What is asked
Search the material for the word "JSON" and copy each line that holds it.

* BEGIN Dataset records *

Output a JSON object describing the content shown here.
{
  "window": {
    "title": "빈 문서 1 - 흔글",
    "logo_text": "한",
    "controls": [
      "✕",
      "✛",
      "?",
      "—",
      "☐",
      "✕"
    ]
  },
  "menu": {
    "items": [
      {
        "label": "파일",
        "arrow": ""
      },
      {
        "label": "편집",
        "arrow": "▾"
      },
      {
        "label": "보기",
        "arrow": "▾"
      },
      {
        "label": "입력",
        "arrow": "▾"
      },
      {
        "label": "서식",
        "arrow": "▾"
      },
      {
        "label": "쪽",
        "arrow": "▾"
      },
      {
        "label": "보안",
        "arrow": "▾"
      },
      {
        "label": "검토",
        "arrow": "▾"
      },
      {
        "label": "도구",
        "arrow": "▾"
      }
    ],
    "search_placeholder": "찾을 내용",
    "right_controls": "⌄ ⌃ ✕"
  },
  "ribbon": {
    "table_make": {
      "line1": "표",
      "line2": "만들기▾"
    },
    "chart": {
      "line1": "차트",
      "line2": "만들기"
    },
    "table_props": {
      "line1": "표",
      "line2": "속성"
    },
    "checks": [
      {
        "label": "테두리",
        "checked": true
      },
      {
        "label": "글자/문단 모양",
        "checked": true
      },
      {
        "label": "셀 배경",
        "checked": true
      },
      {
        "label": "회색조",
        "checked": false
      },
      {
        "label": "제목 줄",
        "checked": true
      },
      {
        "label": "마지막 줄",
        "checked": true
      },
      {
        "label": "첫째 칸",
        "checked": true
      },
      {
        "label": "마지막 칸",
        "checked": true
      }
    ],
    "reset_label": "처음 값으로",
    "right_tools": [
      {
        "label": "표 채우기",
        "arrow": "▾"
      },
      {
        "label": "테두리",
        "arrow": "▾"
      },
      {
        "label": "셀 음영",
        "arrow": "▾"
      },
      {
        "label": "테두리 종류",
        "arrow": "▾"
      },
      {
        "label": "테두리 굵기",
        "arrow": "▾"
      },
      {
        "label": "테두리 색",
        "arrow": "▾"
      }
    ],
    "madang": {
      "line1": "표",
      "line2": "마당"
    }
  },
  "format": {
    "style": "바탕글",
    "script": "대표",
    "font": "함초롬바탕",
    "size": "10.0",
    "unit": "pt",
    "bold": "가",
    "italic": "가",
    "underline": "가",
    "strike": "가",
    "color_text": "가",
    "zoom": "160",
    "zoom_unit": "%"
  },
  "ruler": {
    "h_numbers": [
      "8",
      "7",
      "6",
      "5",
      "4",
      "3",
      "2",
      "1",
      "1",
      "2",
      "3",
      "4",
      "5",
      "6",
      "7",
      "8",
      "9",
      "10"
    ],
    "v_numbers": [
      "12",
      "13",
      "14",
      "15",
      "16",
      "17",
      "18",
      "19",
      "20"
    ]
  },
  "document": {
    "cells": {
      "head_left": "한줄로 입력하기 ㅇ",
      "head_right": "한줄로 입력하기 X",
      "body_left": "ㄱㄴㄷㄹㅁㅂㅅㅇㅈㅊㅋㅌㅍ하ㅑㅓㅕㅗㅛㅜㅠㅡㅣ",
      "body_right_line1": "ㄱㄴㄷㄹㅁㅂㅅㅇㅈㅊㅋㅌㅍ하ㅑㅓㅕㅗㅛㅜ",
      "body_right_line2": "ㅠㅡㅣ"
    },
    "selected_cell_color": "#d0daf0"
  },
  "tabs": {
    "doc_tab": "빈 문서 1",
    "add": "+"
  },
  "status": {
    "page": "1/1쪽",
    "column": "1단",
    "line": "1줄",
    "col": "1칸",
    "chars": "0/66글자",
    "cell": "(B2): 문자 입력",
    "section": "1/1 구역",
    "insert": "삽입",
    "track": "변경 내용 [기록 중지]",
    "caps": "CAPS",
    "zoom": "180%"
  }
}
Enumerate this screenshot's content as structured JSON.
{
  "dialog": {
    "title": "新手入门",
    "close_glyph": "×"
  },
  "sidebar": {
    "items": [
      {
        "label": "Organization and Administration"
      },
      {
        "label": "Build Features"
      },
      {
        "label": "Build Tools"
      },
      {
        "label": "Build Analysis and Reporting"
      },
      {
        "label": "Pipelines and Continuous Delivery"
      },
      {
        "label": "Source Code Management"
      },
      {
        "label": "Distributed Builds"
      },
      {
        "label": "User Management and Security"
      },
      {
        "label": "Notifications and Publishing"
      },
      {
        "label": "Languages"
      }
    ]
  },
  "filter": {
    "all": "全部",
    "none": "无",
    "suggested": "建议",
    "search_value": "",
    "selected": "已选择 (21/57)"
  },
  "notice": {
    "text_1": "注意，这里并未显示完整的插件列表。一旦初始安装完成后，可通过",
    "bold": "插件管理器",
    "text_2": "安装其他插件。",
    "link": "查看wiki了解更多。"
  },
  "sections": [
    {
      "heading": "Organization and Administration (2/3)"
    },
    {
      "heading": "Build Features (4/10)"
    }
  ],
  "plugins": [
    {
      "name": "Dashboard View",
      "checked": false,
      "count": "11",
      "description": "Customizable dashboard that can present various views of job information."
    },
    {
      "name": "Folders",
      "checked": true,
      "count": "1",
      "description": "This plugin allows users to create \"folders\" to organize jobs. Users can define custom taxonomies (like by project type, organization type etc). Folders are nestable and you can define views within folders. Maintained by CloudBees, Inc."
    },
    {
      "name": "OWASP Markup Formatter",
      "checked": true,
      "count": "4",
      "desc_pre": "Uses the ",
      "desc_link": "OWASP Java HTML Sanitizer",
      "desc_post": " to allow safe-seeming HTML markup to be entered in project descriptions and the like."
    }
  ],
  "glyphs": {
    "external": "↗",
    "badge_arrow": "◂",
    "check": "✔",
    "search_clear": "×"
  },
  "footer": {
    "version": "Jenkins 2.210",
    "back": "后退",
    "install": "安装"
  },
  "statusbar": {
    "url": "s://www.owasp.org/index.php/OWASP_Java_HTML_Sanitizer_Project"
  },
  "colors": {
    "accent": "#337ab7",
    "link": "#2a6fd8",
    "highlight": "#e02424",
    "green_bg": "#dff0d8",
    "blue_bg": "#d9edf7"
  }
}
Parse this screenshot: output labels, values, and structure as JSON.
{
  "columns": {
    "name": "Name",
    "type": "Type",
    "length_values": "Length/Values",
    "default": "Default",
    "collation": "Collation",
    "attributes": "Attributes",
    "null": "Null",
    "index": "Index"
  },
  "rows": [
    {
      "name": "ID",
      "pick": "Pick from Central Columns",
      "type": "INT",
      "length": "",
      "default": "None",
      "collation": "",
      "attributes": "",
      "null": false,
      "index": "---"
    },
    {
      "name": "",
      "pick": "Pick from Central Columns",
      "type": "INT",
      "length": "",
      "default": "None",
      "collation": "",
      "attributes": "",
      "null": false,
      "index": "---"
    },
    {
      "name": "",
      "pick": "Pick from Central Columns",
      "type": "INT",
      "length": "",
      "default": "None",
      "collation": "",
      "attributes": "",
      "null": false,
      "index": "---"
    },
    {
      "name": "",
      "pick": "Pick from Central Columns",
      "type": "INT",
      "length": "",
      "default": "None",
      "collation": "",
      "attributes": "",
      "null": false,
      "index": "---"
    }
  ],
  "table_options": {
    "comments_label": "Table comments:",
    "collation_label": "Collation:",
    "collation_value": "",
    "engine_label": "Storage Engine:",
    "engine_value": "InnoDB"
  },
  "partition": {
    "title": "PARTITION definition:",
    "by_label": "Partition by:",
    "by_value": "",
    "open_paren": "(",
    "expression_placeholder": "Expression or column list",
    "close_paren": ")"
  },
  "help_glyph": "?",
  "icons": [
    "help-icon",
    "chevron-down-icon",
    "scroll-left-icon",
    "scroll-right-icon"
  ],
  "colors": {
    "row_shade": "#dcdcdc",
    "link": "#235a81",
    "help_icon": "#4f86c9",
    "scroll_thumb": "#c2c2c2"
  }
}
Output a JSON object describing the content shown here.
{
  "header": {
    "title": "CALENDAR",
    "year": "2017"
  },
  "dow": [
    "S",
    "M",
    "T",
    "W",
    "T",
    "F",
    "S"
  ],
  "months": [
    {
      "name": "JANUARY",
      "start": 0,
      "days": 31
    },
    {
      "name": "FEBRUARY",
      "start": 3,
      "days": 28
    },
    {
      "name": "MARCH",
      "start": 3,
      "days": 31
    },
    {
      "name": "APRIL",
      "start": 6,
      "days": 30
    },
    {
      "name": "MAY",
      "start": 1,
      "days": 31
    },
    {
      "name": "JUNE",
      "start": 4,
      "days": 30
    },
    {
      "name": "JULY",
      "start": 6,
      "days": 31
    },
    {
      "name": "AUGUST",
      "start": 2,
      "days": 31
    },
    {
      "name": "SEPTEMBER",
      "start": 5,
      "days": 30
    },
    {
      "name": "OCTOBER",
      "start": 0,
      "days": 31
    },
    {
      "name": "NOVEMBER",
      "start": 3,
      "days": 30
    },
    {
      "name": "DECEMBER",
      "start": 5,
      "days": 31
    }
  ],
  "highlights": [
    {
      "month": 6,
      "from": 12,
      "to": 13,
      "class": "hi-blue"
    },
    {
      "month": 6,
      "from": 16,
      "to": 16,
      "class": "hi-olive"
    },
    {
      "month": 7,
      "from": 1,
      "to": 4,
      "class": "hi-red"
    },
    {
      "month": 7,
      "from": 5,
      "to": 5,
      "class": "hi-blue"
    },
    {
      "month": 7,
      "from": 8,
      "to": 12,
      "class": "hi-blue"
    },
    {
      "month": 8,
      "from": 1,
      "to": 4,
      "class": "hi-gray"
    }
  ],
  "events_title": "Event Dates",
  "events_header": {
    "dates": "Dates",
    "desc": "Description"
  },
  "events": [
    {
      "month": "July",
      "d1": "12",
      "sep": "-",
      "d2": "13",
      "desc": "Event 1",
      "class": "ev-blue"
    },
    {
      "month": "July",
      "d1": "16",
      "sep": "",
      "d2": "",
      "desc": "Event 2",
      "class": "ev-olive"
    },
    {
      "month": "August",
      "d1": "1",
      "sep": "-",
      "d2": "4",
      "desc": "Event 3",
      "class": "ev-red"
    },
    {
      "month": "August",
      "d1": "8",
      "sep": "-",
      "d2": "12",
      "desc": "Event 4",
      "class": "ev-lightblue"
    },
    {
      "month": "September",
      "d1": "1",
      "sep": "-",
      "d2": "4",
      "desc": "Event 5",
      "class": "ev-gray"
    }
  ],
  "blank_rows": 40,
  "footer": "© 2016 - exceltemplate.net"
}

* END Dataset records *

The result
Output a JSON object describing the content shown here.
Enumerate this screenshot's content as structured JSON.
Parse this screenshot: output labels, values, and structure as JSON.
Output a JSON object describing the content shown here.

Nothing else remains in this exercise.